## PROBLEM DESCRIPTION
Filter the data below for the string "minibus" and copy each matching line.

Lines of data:
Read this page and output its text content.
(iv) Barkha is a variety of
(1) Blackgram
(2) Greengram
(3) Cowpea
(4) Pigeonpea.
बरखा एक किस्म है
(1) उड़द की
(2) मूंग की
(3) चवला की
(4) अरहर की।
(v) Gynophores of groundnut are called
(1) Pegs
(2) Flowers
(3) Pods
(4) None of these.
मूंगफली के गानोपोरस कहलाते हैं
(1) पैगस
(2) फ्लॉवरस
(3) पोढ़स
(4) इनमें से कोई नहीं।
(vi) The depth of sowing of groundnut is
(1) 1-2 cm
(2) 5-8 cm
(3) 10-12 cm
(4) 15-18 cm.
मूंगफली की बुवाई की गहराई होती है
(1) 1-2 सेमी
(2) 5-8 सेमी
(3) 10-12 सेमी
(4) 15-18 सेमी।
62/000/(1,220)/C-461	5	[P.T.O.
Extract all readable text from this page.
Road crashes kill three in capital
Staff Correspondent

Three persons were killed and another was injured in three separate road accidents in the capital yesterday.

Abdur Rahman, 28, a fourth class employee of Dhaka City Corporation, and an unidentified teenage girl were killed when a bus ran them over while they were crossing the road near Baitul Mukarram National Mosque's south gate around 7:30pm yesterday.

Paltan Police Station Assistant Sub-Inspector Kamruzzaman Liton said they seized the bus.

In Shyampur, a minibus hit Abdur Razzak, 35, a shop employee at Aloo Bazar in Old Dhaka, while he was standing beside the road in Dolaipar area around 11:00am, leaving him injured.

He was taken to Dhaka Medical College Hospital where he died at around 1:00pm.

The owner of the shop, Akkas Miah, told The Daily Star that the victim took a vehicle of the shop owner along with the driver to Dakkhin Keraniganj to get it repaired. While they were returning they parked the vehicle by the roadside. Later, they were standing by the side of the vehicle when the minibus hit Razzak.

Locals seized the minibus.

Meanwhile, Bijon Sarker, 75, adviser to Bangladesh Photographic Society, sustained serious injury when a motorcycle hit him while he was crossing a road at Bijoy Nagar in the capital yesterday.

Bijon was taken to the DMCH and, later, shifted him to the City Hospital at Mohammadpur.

## ANSWER TO THIS EXERCISE
In Shyampur, a minibus hit Abdur Razzak, 35, a shop employee at Aloo Bazar in Old Dhaka, while he was standing beside the road in Dolaipar area around 11:00am, leaving him injured.
The owner of the shop, Akkas Miah, told The Daily Star that the victim took a vehicle of the shop owner along with the driver to Dakkhin Keraniganj to get it repaired. While they were returning they parked the vehicle by the roadside. Later, they were standing by the side of the vehicle when the minibus hit Razzak.
Locals seized the minibus.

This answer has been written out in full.